*DATA SHOWN:*

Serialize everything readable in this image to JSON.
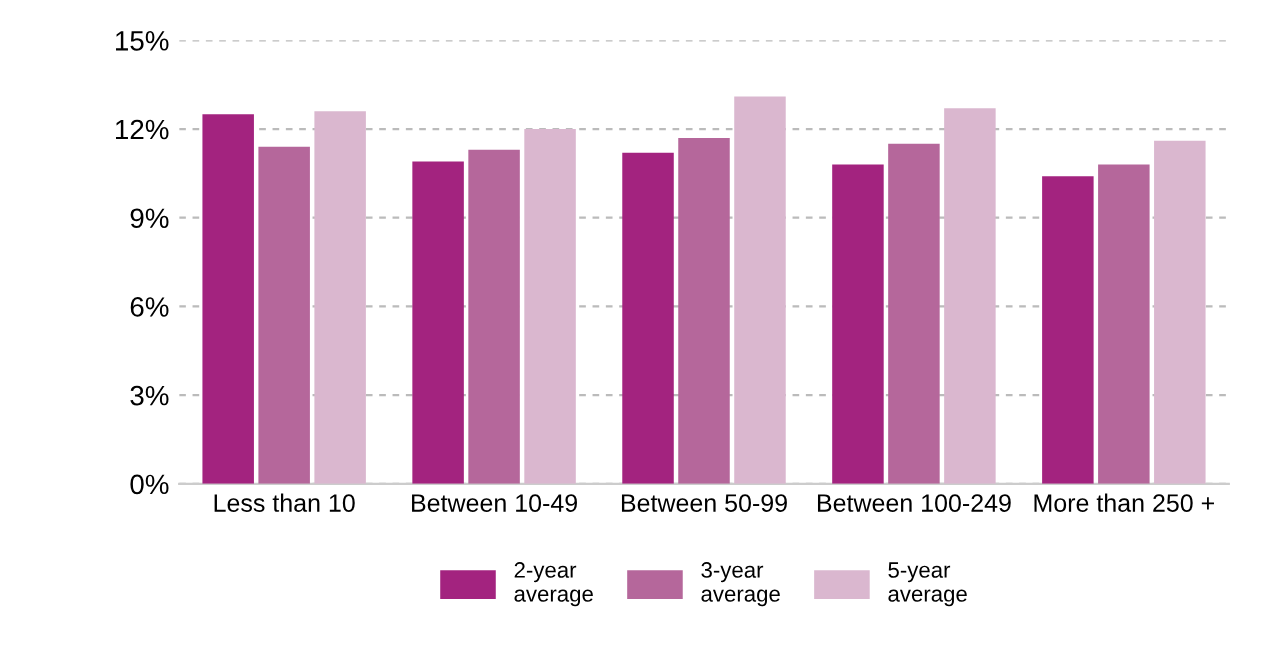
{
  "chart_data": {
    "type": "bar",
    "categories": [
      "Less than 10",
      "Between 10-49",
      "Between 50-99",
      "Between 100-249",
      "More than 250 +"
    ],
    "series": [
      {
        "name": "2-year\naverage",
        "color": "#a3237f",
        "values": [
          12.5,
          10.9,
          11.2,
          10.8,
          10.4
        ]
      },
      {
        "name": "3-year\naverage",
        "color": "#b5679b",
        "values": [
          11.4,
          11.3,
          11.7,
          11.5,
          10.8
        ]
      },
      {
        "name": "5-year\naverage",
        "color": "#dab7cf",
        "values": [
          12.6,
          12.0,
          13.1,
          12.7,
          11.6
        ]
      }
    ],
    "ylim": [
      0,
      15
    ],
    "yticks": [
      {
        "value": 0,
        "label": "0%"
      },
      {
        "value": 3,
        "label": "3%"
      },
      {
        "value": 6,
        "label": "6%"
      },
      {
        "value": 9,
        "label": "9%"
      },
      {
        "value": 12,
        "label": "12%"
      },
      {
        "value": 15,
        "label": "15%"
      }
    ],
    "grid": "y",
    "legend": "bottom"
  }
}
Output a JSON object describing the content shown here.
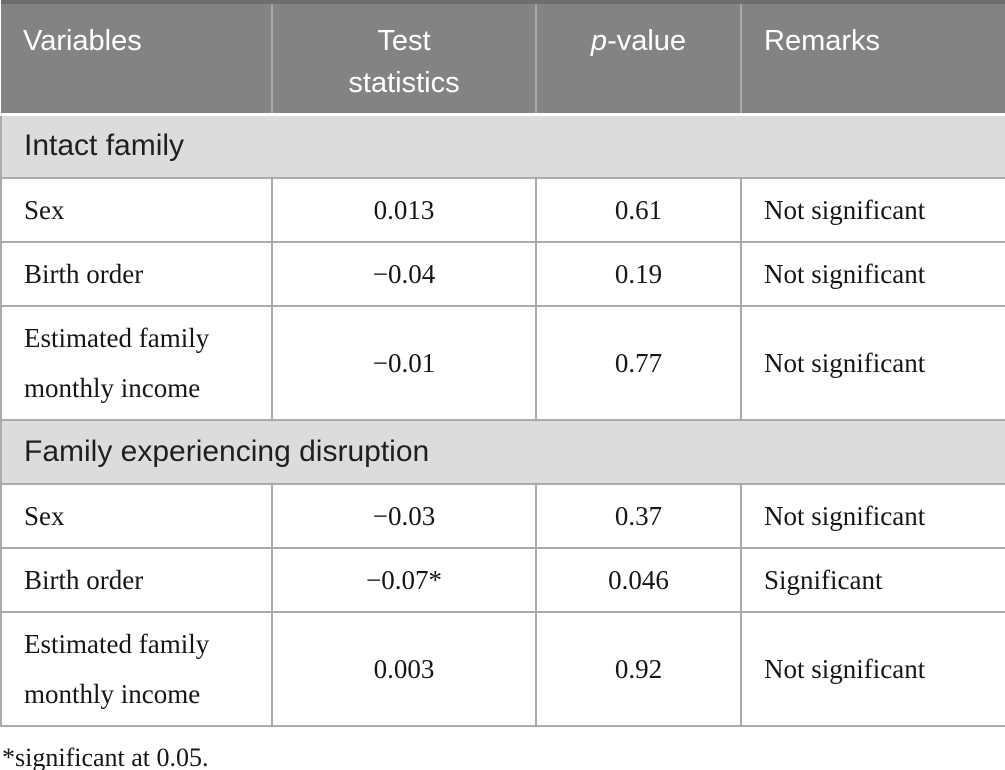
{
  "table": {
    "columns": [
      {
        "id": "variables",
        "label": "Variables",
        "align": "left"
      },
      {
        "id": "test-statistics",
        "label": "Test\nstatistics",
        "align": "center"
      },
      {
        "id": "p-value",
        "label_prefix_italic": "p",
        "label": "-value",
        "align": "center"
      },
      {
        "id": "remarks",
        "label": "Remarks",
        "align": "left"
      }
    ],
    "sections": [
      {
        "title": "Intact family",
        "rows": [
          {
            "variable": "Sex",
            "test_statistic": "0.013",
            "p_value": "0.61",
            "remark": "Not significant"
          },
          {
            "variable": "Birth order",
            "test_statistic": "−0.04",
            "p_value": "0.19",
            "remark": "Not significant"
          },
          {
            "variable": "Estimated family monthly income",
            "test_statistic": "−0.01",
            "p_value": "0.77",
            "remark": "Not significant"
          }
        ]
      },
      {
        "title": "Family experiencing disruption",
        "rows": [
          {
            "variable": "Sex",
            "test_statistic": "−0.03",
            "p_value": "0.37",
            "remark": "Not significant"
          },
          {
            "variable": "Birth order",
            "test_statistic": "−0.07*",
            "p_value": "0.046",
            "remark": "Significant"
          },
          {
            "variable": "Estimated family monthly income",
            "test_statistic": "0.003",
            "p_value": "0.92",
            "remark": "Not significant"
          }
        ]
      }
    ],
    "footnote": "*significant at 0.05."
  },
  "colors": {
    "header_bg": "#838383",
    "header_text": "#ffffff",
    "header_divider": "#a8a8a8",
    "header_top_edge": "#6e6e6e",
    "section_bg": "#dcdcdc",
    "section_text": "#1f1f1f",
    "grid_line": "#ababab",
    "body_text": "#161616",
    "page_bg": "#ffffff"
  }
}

* * *

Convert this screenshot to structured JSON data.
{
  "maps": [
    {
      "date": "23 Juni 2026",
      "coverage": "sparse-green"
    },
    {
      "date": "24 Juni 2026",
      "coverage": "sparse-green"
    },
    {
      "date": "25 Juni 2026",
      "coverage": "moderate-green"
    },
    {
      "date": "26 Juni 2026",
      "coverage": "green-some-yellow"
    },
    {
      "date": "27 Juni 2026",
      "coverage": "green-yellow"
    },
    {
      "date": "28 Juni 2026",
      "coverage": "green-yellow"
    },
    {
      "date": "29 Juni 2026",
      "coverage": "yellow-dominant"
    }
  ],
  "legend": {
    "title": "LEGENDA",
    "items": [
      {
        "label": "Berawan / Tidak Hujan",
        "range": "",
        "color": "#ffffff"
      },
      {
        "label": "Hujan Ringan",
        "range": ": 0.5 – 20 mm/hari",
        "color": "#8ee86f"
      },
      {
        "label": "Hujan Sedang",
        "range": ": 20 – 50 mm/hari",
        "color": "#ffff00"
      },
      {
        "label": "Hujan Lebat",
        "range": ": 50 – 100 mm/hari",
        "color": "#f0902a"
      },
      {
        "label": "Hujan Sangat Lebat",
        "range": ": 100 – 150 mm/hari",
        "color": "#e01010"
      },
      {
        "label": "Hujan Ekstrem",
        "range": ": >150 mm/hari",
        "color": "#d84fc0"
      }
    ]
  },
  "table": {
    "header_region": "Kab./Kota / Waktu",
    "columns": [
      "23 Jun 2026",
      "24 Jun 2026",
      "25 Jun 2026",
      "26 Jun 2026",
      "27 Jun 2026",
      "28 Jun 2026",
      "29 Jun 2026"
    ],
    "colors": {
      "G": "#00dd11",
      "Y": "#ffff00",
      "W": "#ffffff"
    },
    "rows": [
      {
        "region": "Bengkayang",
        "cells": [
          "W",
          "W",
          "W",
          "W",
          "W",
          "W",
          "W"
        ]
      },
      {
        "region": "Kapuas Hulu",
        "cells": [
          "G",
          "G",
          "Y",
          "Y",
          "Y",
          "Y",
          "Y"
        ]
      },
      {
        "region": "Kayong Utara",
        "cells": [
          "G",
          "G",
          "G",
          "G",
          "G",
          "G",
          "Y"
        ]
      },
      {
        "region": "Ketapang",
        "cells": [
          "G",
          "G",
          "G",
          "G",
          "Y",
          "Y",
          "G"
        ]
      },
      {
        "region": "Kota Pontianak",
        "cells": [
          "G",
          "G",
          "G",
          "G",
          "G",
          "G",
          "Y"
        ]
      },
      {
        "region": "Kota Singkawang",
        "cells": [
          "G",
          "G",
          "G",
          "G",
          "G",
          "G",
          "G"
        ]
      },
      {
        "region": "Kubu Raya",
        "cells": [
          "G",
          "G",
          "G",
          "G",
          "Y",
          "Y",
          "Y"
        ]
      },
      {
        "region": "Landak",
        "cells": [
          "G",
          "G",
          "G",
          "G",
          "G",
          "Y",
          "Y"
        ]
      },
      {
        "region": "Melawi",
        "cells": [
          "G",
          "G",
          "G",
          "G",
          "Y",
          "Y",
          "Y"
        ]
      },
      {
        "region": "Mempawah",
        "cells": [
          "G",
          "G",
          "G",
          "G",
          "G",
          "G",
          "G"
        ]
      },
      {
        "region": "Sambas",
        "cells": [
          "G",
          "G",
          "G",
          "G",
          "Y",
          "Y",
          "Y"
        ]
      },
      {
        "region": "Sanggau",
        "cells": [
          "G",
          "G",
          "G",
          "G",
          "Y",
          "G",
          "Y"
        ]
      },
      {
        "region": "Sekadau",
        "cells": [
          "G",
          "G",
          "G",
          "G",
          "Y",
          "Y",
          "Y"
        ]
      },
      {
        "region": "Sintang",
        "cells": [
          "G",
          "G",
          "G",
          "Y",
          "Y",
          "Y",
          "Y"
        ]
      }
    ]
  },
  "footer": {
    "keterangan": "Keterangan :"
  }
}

*WHAT IS EXPECTED:*
Locate the word "Juni" in the data above. Copy every line carrying it.

*CORRECT OUTPUT:*
      "date": "23 Juni 2026",
      "date": "24 Juni 2026",
      "date": "25 Juni 2026",
      "date": "26 Juni 2026",
      "date": "27 Juni 2026",
      "date": "28 Juni 2026",
      "date": "29 Juni 2026",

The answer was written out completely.